>>>>>

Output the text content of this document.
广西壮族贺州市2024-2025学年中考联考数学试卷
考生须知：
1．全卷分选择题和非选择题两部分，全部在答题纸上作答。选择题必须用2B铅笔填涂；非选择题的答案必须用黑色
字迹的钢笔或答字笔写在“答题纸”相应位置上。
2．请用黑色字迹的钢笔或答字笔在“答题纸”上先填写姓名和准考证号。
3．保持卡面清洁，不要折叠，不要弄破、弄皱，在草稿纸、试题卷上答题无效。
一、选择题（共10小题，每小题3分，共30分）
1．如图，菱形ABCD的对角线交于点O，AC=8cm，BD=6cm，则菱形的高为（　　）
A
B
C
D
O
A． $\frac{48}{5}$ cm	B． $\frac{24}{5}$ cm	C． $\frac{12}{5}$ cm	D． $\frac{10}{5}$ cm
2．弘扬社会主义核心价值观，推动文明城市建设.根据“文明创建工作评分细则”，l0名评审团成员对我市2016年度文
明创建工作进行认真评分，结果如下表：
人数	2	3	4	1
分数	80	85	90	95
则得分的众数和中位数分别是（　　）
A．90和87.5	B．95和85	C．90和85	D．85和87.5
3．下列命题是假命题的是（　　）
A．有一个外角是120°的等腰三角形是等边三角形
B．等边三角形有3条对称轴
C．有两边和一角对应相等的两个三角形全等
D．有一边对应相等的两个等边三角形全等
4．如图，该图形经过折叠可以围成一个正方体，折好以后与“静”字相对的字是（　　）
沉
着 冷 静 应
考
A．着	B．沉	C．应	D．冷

<<<<<

DESCRIPTION OF THE TASK: Exact copies of all the records are required.

SOLUTION FOR THIS TASK:
Output the text content of this document.
广西壮族贺州市2024-2025学年中考联考数学试卷
考生须知：
1．全卷分选择题和非选择题两部分，全部在答题纸上作答。选择题必须用2B铅笔填涂；非选择题的答案必须用黑色
字迹的钢笔或答字笔写在“答题纸”相应位置上。
2．请用黑色字迹的钢笔或答字笔在“答题纸”上先填写姓名和准考证号。
3．保持卡面清洁，不要折叠，不要弄破、弄皱，在草稿纸、试题卷上答题无效。
一、选择题（共10小题，每小题3分，共30分）
1．如图，菱形ABCD的对角线交于点O，AC=8cm，BD=6cm，则菱形的高为（　　）
A
B
C
D
O
A． $\frac{48}{5}$ cm	B． $\frac{24}{5}$ cm	C． $\frac{12}{5}$ cm	D． $\frac{10}{5}$ cm
2．弘扬社会主义核心价值观，推动文明城市建设.根据“文明创建工作评分细则”，l0名评审团成员对我市2016年度文
明创建工作进行认真评分，结果如下表：
人数	2	3	4	1
分数	80	85	90	95
则得分的众数和中位数分别是（　　）
A．90和87.5	B．95和85	C．90和85	D．85和87.5
3．下列命题是假命题的是（　　）
A．有一个外角是120°的等腰三角形是等边三角形
B．等边三角形有3条对称轴
C．有两边和一角对应相等的两个三角形全等
D．有一边对应相等的两个等边三角形全等
4．如图，该图形经过折叠可以围成一个正方体，折好以后与“静”字相对的字是（　　）
沉
着 冷 静 应
考
A．着	B．沉	C．应	D．冷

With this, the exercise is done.